- [Exercise brief] Each record below is to be reproduced without any change.

- [Information supplied]
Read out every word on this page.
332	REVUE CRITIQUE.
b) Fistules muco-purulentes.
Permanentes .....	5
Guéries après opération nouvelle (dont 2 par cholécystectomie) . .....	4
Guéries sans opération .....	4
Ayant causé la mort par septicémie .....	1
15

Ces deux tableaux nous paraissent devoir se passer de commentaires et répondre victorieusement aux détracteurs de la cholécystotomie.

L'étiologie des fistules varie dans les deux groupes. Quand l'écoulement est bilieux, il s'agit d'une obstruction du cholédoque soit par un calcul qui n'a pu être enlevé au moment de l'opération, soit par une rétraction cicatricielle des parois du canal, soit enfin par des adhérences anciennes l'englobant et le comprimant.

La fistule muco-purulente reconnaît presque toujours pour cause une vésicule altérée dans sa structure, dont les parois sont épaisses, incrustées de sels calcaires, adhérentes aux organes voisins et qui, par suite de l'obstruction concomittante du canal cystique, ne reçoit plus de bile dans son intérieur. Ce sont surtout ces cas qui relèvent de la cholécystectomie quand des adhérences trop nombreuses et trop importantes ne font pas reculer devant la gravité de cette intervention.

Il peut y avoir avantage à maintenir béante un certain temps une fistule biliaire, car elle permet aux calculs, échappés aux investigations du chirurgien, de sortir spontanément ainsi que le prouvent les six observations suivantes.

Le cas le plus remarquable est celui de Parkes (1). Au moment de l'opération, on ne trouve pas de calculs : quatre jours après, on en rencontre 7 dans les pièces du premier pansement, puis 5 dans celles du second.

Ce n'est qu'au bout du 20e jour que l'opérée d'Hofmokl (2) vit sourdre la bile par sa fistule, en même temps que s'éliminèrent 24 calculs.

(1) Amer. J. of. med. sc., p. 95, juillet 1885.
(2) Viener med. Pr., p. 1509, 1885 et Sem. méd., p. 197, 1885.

- [Exercise response]
Read out every word on this page.
332	REVUE CRITIQUE.
b) Fistules muco-purulentes.
Permanentes .....	5
Guéries après opération nouvelle (dont 2 par cholécystectomie) . .....	4
Guéries sans opération .....	4
Ayant causé la mort par septicémie .....	1
15

Ces deux tableaux nous paraissent devoir se passer de commentaires et répondre victorieusement aux détracteurs de la cholécystotomie.

L'étiologie des fistules varie dans les deux groupes. Quand l'écoulement est bilieux, il s'agit d'une obstruction du cholédoque soit par un calcul qui n'a pu être enlevé au moment de l'opération, soit par une rétraction cicatricielle des parois du canal, soit enfin par des adhérences anciennes l'englobant et le comprimant.

La fistule muco-purulente reconnaît presque toujours pour cause une vésicule altérée dans sa structure, dont les parois sont épaisses, incrustées de sels calcaires, adhérentes aux organes voisins et qui, par suite de l'obstruction concomittante du canal cystique, ne reçoit plus de bile dans son intérieur. Ce sont surtout ces cas qui relèvent de la cholécystectomie quand des adhérences trop nombreuses et trop importantes ne font pas reculer devant la gravité de cette intervention.

Il peut y avoir avantage à maintenir béante un certain temps une fistule biliaire, car elle permet aux calculs, échappés aux investigations du chirurgien, de sortir spontanément ainsi que le prouvent les six observations suivantes.

Le cas le plus remarquable est celui de Parkes (1). Au moment de l'opération, on ne trouve pas de calculs : quatre jours après, on en rencontre 7 dans les pièces du premier pansement, puis 5 dans celles du second.

Ce n'est qu'au bout du 20e jour que l'opérée d'Hofmokl (2) vit sourdre la bile par sa fistule, en même temps que s'éliminèrent 24 calculs.

(1) Amer. J. of. med. sc., p. 95, juillet 1885.
(2) Viener med. Pr., p. 1509, 1885 et Sem. méd., p. 197, 1885.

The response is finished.